## PROVIDED ENTRIES
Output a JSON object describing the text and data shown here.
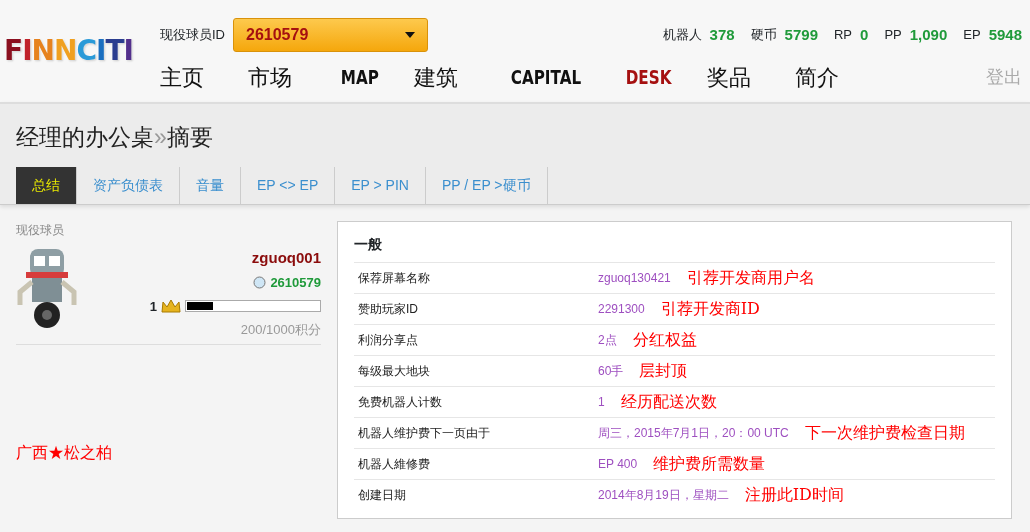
{
  "header": {
    "logo": "FINNCITI",
    "player_label": "现役球员ID",
    "player_id": "2610579",
    "stats": [
      {
        "label": "机器人",
        "value": "378"
      },
      {
        "label": "硬币",
        "value": "5799"
      },
      {
        "label": "RP",
        "value": "0"
      },
      {
        "label": "PP",
        "value": "1,090"
      },
      {
        "label": "EP",
        "value": "5948"
      }
    ],
    "nav": [
      {
        "label": "主页",
        "selected": false
      },
      {
        "label": "市场",
        "selected": false
      },
      {
        "label": "MAP",
        "selected": false
      },
      {
        "label": "建筑",
        "selected": false
      },
      {
        "label": "CAPITAL",
        "selected": false
      },
      {
        "label": "DESK",
        "selected": true
      },
      {
        "label": "奖品",
        "selected": false
      },
      {
        "label": "简介",
        "selected": false
      }
    ],
    "logout": "登出"
  },
  "page": {
    "title": "经理的办公桌",
    "separator": "»",
    "subtitle": "摘要",
    "tabs": [
      {
        "label": "总结",
        "selected": true
      },
      {
        "label": "资产负债表",
        "selected": false
      },
      {
        "label": "音量",
        "selected": false
      },
      {
        "label": "EP <> EP",
        "selected": false
      },
      {
        "label": "EP > PIN",
        "selected": false
      },
      {
        "label": "PP / EP >硬币",
        "selected": false
      }
    ]
  },
  "player": {
    "heading": "现役球员",
    "name": "zguoq001",
    "id": "2610579",
    "rank": "1",
    "level": 0.2,
    "points": "200/1000积分"
  },
  "note": "广西★松之柏",
  "general": {
    "title": "一般",
    "rows": [
      {
        "label": "保荐屏幕名称",
        "value": "zguoq130421",
        "note": "引荐开发商用户名"
      },
      {
        "label": "赞助玩家ID",
        "value": "2291300",
        "note": "引荐开发商ID"
      },
      {
        "label": "利润分享点",
        "value": "2点",
        "note": "分红权益"
      },
      {
        "label": "每级最大地块",
        "value": "60手",
        "note": "层封顶"
      },
      {
        "label": "免费机器人计数",
        "value": "1",
        "note": "经历配送次数"
      },
      {
        "label": "机器人维护费下一页由于",
        "value": "周三，2015年7月1日，20：00 UTC",
        "note": "下一次维护费检查日期"
      },
      {
        "label": "机器人維修费",
        "value": "EP 400",
        "note": "维护费所需数量"
      },
      {
        "label": "创建日期",
        "value": "2014年8月19日，星期二",
        "note": "注册此ID时间"
      }
    ]
  }
}
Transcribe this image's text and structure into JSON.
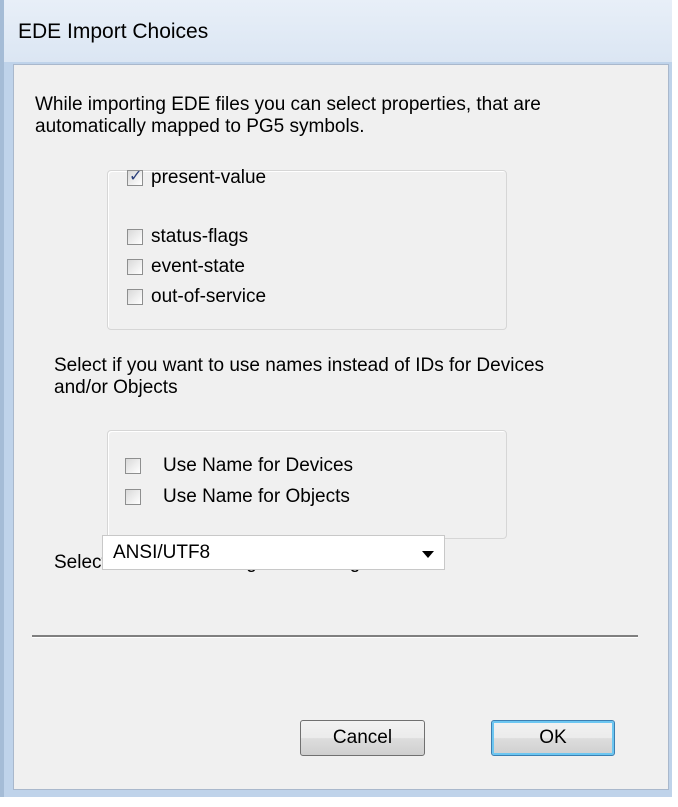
{
  "dialog": {
    "title": "EDE Import Choices",
    "intro_line1": "While importing EDE files you can select properties, that are",
    "intro_line2": "automatically mapped to PG5 symbols.",
    "properties": [
      {
        "label": "present-value",
        "checked": true
      },
      {
        "label": "status-flags",
        "checked": false
      },
      {
        "label": "event-state",
        "checked": false
      },
      {
        "label": "out-of-service",
        "checked": false
      }
    ],
    "names_line1": "Select if you want to use names instead of IDs for Devices",
    "names_line2": "and/or Objects",
    "name_options": [
      {
        "label": "Use Name for Devices",
        "checked": false
      },
      {
        "label": "Use Name for Objects",
        "checked": false
      }
    ],
    "encoding_label": "Select the text encoding for all string values",
    "encoding_value": "ANSI/UTF8",
    "buttons": {
      "cancel": "Cancel",
      "ok": "OK"
    }
  },
  "icons": {
    "dropdown": "chevron-down-icon",
    "check": "checkmark-icon"
  }
}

## BRIEF
Select all lines in the listing above where the word "Objects" appears, and show them.

## SOLUTION
    "names_line2": "and/or Objects",
        "label": "Use Name for Objects",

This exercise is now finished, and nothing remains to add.